*Task instructions*:
Reproduce each line from the records that holds "subtitle".

*Records to process*:

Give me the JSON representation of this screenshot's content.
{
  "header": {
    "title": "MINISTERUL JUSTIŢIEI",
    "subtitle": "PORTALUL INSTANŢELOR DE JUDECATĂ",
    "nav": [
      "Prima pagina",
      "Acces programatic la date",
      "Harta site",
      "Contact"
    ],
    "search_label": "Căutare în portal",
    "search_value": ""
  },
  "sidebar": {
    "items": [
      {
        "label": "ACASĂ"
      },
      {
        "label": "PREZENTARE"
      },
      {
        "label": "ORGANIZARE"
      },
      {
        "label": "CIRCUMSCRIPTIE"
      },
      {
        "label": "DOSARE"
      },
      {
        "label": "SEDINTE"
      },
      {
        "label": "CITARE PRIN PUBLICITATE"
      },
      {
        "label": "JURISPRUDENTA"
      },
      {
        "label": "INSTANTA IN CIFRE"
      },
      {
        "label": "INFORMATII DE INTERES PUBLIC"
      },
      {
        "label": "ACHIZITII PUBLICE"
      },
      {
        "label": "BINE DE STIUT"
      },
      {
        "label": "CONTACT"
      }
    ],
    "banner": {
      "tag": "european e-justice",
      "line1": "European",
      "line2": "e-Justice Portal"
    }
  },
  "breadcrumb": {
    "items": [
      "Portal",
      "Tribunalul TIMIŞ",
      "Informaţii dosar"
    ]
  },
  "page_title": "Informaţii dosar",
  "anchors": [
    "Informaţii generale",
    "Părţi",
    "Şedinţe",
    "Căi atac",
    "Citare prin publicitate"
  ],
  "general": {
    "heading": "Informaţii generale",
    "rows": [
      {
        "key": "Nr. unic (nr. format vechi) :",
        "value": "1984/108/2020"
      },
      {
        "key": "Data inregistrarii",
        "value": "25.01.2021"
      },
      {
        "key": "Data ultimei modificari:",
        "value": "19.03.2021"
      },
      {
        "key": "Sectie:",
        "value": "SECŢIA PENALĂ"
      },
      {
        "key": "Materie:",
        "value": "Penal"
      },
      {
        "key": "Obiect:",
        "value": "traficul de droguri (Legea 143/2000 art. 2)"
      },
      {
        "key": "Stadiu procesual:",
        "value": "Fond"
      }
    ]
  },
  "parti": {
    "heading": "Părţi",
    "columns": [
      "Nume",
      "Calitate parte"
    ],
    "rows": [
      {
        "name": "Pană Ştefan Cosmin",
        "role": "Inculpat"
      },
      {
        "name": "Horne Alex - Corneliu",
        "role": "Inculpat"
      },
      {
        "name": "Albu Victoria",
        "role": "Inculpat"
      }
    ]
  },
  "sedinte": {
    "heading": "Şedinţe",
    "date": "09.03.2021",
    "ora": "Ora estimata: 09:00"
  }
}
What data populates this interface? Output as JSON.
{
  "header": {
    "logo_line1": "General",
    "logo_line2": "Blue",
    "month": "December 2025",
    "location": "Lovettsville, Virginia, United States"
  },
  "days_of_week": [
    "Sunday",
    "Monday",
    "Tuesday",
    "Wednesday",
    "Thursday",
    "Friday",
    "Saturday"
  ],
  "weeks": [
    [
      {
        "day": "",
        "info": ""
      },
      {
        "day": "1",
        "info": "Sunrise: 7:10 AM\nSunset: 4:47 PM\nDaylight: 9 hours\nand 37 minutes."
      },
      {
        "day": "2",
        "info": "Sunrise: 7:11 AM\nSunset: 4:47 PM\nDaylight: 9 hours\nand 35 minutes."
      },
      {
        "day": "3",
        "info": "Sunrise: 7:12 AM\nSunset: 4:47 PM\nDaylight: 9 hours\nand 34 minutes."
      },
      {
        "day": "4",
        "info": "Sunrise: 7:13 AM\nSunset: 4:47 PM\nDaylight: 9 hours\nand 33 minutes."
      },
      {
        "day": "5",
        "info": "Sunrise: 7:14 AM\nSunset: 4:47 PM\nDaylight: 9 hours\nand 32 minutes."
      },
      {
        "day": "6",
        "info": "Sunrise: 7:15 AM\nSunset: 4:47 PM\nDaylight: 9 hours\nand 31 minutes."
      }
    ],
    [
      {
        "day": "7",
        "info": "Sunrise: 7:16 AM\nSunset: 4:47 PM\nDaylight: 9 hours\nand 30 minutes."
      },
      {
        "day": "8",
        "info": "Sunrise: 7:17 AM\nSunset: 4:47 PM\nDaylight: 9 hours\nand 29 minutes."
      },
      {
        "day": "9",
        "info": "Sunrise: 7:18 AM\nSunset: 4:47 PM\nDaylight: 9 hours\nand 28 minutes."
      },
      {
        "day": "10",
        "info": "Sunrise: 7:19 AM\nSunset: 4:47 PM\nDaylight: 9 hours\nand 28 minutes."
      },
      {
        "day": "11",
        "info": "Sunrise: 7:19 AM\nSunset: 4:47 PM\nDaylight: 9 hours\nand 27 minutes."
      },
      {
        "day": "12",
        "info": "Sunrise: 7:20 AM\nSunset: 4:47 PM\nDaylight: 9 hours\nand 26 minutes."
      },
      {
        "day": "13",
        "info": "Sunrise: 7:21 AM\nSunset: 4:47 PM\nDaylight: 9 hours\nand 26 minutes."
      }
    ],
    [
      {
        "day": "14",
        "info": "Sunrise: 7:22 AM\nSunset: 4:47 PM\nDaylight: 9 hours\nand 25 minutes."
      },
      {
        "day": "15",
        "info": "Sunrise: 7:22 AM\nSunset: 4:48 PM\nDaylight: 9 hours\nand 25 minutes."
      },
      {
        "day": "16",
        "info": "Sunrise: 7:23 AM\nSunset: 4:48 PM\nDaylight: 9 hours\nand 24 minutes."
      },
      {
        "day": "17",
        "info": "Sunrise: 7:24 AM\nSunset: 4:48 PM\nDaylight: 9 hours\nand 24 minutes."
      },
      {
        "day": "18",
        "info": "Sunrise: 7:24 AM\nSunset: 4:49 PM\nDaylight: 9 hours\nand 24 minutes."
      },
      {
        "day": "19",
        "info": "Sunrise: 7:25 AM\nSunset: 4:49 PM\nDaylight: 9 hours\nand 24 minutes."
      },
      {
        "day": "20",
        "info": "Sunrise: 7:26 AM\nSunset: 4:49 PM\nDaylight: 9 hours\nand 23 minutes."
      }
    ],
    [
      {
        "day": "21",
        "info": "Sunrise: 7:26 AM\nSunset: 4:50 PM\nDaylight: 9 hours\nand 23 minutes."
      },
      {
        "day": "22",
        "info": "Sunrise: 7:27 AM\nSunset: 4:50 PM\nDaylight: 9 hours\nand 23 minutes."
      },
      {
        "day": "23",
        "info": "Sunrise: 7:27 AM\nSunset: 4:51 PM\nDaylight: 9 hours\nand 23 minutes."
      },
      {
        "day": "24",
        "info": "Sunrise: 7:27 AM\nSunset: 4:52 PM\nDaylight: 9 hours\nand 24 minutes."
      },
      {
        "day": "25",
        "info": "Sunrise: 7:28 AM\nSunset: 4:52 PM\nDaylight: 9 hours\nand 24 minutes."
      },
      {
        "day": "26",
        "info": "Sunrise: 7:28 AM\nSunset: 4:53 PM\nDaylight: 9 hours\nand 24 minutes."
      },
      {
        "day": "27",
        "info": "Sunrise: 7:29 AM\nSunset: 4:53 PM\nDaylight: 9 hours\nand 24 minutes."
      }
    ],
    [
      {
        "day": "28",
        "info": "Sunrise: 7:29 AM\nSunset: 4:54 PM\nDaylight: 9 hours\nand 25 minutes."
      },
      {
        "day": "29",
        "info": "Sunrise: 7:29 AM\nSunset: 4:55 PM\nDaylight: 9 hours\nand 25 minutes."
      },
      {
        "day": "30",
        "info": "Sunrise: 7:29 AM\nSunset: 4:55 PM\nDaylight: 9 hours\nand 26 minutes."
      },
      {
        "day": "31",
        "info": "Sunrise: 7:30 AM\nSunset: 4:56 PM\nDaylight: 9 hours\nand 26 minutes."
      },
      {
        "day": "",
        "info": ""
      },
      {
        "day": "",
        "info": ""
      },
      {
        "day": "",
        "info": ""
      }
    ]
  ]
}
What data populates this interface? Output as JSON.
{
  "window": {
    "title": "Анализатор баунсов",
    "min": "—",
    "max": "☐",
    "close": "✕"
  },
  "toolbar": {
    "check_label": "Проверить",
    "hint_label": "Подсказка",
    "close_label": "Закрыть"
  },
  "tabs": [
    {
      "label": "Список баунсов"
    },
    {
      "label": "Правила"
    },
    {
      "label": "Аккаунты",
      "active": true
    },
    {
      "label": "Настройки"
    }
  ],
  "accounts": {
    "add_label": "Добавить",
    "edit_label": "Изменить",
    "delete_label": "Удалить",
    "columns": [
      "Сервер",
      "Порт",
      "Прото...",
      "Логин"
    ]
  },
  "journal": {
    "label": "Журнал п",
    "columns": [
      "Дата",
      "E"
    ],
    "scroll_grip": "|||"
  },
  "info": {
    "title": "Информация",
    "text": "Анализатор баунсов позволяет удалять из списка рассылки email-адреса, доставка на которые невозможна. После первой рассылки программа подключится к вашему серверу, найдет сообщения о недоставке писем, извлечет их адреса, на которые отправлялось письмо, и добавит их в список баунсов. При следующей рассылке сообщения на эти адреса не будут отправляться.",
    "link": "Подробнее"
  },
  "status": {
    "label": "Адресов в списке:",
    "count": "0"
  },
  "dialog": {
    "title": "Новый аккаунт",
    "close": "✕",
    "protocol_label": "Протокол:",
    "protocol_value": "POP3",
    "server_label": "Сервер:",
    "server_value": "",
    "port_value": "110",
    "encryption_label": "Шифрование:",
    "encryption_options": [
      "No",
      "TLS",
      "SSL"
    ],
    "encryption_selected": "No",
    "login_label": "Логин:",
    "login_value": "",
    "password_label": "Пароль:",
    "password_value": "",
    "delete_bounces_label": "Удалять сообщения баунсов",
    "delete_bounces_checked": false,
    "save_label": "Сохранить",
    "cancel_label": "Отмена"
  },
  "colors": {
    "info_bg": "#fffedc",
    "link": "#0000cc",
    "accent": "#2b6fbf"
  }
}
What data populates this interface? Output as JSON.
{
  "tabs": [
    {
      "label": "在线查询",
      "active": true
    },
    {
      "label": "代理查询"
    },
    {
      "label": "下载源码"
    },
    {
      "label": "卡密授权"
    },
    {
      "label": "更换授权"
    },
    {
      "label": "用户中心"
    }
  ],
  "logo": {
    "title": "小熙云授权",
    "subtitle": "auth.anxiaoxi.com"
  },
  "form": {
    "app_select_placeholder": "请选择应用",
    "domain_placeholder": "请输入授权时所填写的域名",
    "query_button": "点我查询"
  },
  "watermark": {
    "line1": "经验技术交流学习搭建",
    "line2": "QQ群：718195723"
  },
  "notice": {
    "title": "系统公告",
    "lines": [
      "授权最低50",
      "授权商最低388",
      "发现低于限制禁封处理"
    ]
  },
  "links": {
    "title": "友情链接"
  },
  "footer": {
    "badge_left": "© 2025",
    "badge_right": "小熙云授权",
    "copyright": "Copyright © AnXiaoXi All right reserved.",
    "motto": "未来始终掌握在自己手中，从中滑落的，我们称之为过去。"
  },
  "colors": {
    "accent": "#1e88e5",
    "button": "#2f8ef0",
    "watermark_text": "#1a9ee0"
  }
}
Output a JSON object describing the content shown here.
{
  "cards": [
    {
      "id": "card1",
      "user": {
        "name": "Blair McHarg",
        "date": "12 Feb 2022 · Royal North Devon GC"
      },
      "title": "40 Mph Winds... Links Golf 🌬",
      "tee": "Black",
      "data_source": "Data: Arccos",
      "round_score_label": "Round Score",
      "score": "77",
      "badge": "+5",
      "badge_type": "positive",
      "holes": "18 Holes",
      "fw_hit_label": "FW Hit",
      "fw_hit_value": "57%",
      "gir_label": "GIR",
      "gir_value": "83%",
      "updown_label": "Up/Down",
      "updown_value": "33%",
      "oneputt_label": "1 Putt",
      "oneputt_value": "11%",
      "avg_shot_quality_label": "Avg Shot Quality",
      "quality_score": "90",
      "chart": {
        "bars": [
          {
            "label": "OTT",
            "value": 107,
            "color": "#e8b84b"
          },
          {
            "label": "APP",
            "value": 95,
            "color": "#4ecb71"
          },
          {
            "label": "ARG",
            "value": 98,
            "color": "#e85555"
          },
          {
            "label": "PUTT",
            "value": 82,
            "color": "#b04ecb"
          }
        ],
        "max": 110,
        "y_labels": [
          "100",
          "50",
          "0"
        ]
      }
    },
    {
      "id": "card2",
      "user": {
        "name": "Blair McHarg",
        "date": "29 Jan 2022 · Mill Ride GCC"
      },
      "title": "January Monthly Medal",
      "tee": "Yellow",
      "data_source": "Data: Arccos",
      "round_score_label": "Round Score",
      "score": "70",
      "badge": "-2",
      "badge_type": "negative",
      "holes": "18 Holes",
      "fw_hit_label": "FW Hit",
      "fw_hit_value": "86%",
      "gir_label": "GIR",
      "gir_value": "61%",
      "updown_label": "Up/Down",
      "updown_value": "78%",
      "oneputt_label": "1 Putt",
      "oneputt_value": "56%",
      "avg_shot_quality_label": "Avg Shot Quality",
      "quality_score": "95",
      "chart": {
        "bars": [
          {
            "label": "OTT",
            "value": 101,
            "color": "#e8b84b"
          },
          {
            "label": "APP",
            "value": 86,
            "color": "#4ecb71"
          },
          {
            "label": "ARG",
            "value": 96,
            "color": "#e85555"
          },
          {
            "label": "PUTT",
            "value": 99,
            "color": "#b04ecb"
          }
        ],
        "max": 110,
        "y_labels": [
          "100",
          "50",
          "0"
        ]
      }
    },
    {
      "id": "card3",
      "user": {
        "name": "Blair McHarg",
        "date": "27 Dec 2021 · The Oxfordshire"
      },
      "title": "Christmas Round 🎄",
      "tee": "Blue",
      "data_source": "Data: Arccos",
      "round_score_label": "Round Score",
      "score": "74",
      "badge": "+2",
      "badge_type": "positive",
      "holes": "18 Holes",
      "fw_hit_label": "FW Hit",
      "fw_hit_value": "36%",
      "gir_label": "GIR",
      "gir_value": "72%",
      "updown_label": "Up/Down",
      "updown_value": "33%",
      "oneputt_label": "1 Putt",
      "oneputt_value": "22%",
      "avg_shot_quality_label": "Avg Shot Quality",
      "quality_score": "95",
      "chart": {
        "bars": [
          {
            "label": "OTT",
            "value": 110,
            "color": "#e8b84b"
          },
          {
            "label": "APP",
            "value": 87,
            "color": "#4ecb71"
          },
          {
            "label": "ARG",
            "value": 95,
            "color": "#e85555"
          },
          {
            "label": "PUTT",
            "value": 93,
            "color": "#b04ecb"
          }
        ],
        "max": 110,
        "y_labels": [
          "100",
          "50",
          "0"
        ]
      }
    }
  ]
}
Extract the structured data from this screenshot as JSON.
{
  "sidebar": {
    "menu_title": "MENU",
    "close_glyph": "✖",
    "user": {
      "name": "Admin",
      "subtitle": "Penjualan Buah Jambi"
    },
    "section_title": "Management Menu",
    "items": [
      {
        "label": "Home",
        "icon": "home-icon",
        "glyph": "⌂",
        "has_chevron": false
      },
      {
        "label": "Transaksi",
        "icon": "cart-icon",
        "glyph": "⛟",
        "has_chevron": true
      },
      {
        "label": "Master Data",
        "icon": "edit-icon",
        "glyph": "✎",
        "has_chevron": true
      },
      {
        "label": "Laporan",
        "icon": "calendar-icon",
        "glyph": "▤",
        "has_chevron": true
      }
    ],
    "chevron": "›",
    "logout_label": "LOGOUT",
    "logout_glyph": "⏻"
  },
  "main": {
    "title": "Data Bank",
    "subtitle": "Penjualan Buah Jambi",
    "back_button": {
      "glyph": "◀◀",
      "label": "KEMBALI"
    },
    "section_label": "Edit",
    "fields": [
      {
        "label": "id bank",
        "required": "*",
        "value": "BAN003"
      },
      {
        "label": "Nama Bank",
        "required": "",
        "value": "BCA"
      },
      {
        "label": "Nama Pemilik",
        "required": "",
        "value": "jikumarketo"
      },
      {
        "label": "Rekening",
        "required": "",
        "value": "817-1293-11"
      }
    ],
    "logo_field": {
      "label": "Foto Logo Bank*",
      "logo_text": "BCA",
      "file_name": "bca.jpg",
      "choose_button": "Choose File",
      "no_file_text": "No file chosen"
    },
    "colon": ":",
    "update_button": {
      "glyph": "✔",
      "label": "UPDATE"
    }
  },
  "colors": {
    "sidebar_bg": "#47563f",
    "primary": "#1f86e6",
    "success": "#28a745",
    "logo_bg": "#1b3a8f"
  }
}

*Exercise solution*:
    "subtitle": "PORTALUL INSTANŢELOR DE JUDECATĂ",
    "subtitle": "auth.anxiaoxi.com"
      "subtitle": "Penjualan Buah Jambi"
    "subtitle": "Penjualan Buah Jambi",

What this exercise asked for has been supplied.